Using the records below, please work out how many lines contain "如何将这些建筑进行艺术化的加工"; answer with the number alone.

□ □ □ □ □ □ □

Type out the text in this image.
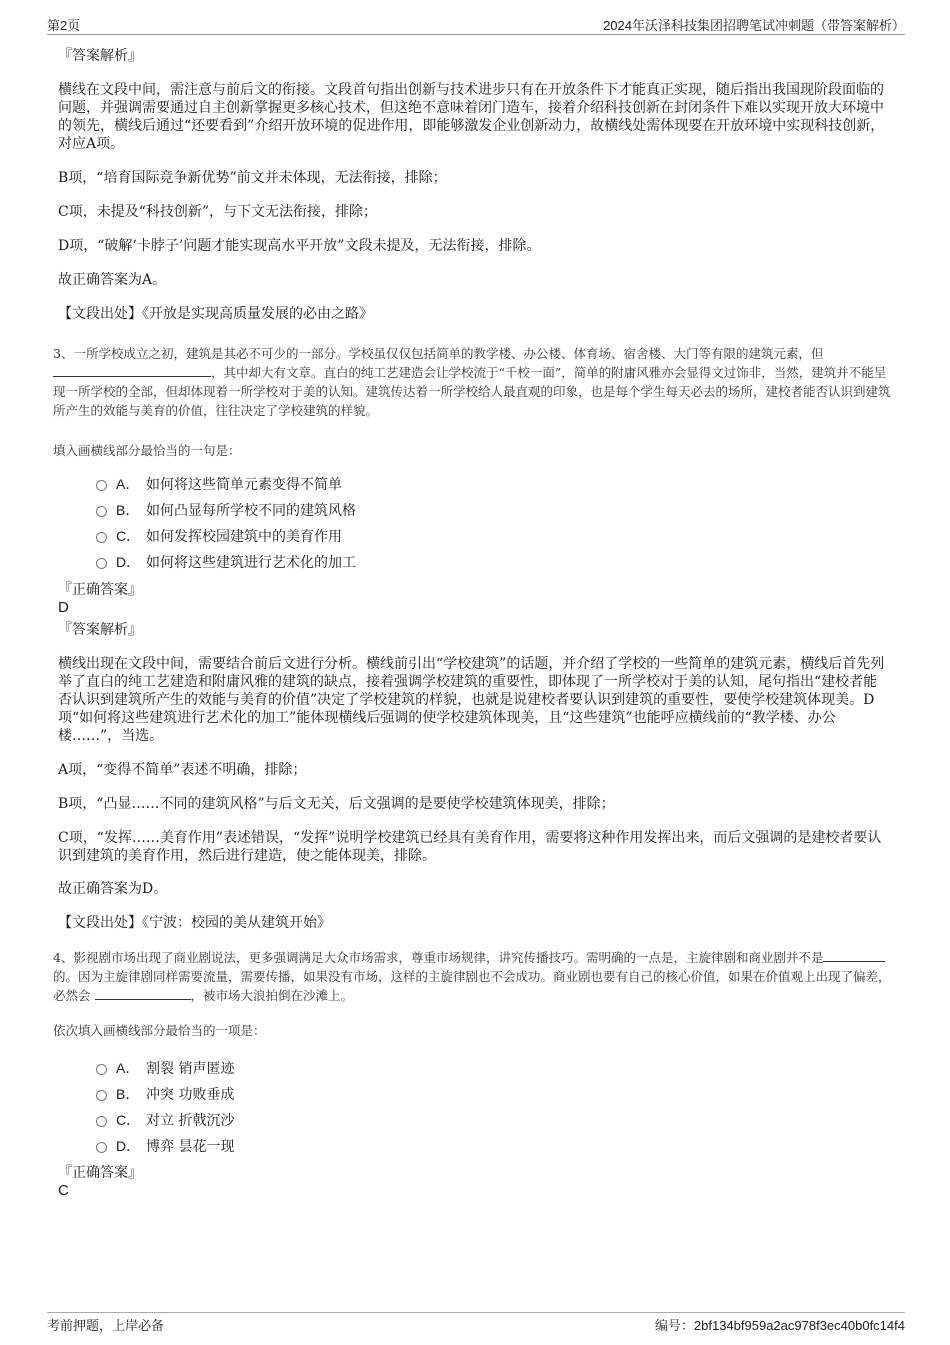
第2页	2024年沃泽科技集团招聘笔试冲刺题（带答案解析）
『答案解析』
横线在文段中间，需注意与前后文的衔接。文段首句指出创新与技术进步只有在开放条件下才能真正实现，随后指出我国现阶段面临的问题，并强调需要通过自主创新掌握更多核心技术，但这绝不意味着闭门造车，接着介绍科技创新在封闭条件下难以实现开放大环境中的领先，横线后通过“还要看到”介绍开放环境的促进作用，即能够激发企业创新动力，故横线处需体现要在开放环境中实现科技创新，对应A项。
B项，“培育国际竞争新优势”前文并未体现，无法衔接，排除；
C项，未提及“科技创新”，与下文无法衔接，排除；
D项，“破解‘卡脖子’问题才能实现高水平开放”文段未提及，无法衔接，排除。
故正确答案为A。
【文段出处】《开放是实现高质量发展的必由之路》
3、一所学校成立之初，建筑是其必不可少的一部分。学校虽仅仅包括简单的教学楼、办公楼、体育场、宿舍楼、大门等有限的建筑元素，但，其中却大有文章。直白的纯工艺建造会让学校流于“千校一面”，简单的附庸风雅亦会显得文过饰非，当然，建筑并不能呈现一所学校的全部，但却体现着一所学校对于美的认知。建筑传达着一所学校给人最直观的印象，也是每个学生每天必去的场所，建校者能否认识到建筑所产生的效能与美育的价值，往往决定了学校建筑的样貌。
填入画横线部分最恰当的一句是：
A． 如何将这些简单元素变得不简单
B． 如何凸显每所学校不同的建筑风格
C． 如何发挥校园建筑中的美育作用
D． 如何将这些建筑进行艺术化的加工
『正确答案』
D
『答案解析』
横线出现在文段中间，需要结合前后文进行分析。横线前引出“学校建筑”的话题，并介绍了学校的一些简单的建筑元素，横线后首先列举了直白的纯工艺建造和附庸风雅的建筑的缺点，接着强调学校建筑的重要性，即体现了一所学校对于美的认知，尾句指出“建校者能否认识到建筑所产生的效能与美育的价值”决定了学校建筑的样貌，也就是说建校者要认识到建筑的重要性，要使学校建筑体现美。D项“如何将这些建筑进行艺术化的加工”能体现横线后强调的使学校建筑体现美，且“这些建筑”也能呼应横线前的“教学楼、办公楼……”，当选。
A项，“变得不简单”表述不明确，排除；
B项，“凸显……不同的建筑风格”与后文无关，后文强调的是要使学校建筑体现美，排除；
C项，“发挥……美育作用”表述错误，“发挥”说明学校建筑已经具有美育作用，需要将这种作用发挥出来，而后文强调的是建校者要认识到建筑的美育作用，然后进行建造，使之能体现美，排除。
故正确答案为D。
【文段出处】《宁波：校园的美从建筑开始》
4、影视剧市场出现了商业剧说法，更多强调满足大众市场需求，尊重市场规律，讲究传播技巧。需明确的一点是，主旋律剧和商业剧并不是的。因为主旋律剧同样需要流量，需要传播，如果没有市场，这样的主旋律剧也不会成功。商业剧也要有自己的核心价值，如果在价值观上出现了偏差，必然会	，被市场大浪拍倒在沙滩上。
依次填入画横线部分最恰当的一项是：
A． 割裂 销声匿迹
B． 冲突 功败垂成
C． 对立 折戟沉沙
D． 博弈 昙花一现
『正确答案』
C
考前押题，上岸必备	编号：2bf134bf959a2ac978f3ec40b0fc14f4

□ □ □ □ □ □ □

Exercise answer:
2